** Exercise description **
Rewrite the material below so that every "row-label-right" becomes "row-label-east", and leave everything else unchanged.

** Data rows **
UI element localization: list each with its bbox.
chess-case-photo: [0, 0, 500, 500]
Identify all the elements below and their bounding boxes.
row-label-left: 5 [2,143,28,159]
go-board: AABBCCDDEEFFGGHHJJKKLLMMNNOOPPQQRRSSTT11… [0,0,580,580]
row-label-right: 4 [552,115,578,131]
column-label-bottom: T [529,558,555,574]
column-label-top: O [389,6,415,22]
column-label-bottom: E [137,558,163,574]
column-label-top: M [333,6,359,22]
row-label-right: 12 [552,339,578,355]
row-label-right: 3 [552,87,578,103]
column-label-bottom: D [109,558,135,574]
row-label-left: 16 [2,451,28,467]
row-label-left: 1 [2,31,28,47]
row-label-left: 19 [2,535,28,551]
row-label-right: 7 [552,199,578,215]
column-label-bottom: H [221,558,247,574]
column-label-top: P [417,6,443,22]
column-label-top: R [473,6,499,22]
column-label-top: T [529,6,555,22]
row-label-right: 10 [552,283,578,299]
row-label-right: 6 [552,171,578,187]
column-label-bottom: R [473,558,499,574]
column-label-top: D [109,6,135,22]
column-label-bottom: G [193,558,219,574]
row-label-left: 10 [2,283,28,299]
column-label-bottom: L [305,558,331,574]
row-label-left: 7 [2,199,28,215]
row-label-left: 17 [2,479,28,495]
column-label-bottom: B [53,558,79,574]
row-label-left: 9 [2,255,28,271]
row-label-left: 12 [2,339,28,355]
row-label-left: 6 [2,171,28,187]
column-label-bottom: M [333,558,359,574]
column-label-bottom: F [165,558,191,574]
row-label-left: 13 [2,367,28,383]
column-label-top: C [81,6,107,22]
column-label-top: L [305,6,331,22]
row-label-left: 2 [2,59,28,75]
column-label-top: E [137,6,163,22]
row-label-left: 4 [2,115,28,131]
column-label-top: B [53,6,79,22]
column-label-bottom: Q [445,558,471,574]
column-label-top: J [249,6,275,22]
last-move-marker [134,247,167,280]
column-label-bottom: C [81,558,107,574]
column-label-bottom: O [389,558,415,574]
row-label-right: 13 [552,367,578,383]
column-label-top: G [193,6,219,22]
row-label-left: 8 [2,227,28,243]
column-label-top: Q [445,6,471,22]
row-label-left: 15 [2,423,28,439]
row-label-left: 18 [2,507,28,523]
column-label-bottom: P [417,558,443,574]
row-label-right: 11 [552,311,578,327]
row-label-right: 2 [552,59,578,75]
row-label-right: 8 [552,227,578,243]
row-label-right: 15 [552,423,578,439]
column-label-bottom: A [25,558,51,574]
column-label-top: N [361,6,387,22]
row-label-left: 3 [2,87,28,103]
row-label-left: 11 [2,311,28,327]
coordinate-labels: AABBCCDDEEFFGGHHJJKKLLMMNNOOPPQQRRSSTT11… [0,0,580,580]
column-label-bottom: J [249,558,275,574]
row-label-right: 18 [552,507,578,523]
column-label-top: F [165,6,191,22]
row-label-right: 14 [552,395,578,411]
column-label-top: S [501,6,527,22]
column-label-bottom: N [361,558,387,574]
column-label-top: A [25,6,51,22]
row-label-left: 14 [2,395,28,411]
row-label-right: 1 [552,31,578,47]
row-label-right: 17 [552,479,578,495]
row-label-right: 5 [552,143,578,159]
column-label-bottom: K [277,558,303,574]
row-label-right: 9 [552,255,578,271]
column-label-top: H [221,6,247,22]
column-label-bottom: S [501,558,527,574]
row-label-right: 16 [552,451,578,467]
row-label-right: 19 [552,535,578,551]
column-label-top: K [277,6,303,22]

** Exercise answer **
UI element localization: list each with its bbox.
chess-case-photo: [0, 0, 500, 500]
Identify all the elements below and their bounding boxes.
row-label-left: 5 [2,143,28,159]
go-board: AABBCCDDEEFFGGHHJJKKLLMMNNOOPPQQRRSSTT11… [0,0,580,580]
row-label-east: 4 [552,115,578,131]
column-label-bottom: T [529,558,555,574]
column-label-top: O [389,6,415,22]
column-label-bottom: E [137,558,163,574]
column-label-top: M [333,6,359,22]
row-label-east: 12 [552,339,578,355]
row-label-east: 3 [552,87,578,103]
column-label-bottom: D [109,558,135,574]
row-label-left: 16 [2,451,28,467]
row-label-left: 1 [2,31,28,47]
row-label-left: 19 [2,535,28,551]
row-label-east: 7 [552,199,578,215]
column-label-bottom: H [221,558,247,574]
column-label-top: P [417,6,443,22]
column-label-top: R [473,6,499,22]
column-label-top: T [529,6,555,22]
row-label-east: 10 [552,283,578,299]
row-label-east: 6 [552,171,578,187]
column-label-bottom: R [473,558,499,574]
column-label-top: D [109,6,135,22]
column-label-bottom: G [193,558,219,574]
row-label-left: 10 [2,283,28,299]
column-label-bottom: L [305,558,331,574]
row-label-left: 7 [2,199,28,215]
row-label-left: 17 [2,479,28,495]
column-label-bottom: B [53,558,79,574]
row-label-left: 9 [2,255,28,271]
row-label-left: 12 [2,339,28,355]
row-label-left: 6 [2,171,28,187]
column-label-bottom: M [333,558,359,574]
column-label-bottom: F [165,558,191,574]
row-label-left: 13 [2,367,28,383]
column-label-top: C [81,6,107,22]
column-label-top: L [305,6,331,22]
row-label-left: 2 [2,59,28,75]
column-label-top: E [137,6,163,22]
row-label-left: 4 [2,115,28,131]
column-label-top: B [53,6,79,22]
column-label-bottom: Q [445,558,471,574]
column-label-top: J [249,6,275,22]
last-move-marker [134,247,167,280]
column-label-bottom: C [81,558,107,574]
column-label-bottom: O [389,558,415,574]
row-label-east: 13 [552,367,578,383]
column-label-top: G [193,6,219,22]
row-label-left: 8 [2,227,28,243]
column-label-top: Q [445,6,471,22]
row-label-left: 15 [2,423,28,439]
row-label-left: 18 [2,507,28,523]
column-label-bottom: P [417,558,443,574]
row-label-east: 11 [552,311,578,327]
row-label-east: 2 [552,59,578,75]
row-label-east: 8 [552,227,578,243]
row-label-east: 15 [552,423,578,439]
column-label-bottom: A [25,558,51,574]
column-label-top: N [361,6,387,22]
row-label-left: 3 [2,87,28,103]
row-label-left: 11 [2,311,28,327]
coordinate-labels: AABBCCDDEEFFGGHHJJKKLLMMNNOOPPQQRRSSTT11… [0,0,580,580]
column-label-bottom: J [249,558,275,574]
row-label-east: 18 [552,507,578,523]
column-label-top: F [165,6,191,22]
row-label-east: 14 [552,395,578,411]
column-label-top: S [501,6,527,22]
column-label-bottom: N [361,558,387,574]
column-label-top: A [25,6,51,22]
row-label-left: 14 [2,395,28,411]
row-label-east: 1 [552,31,578,47]
row-label-east: 17 [552,479,578,495]
row-label-east: 5 [552,143,578,159]
column-label-bottom: K [277,558,303,574]
row-label-east: 9 [552,255,578,271]
column-label-top: H [221,6,247,22]
column-label-bottom: S [501,558,527,574]
row-label-east: 16 [552,451,578,467]
row-label-east: 19 [552,535,578,551]
column-label-top: K [277,6,303,22]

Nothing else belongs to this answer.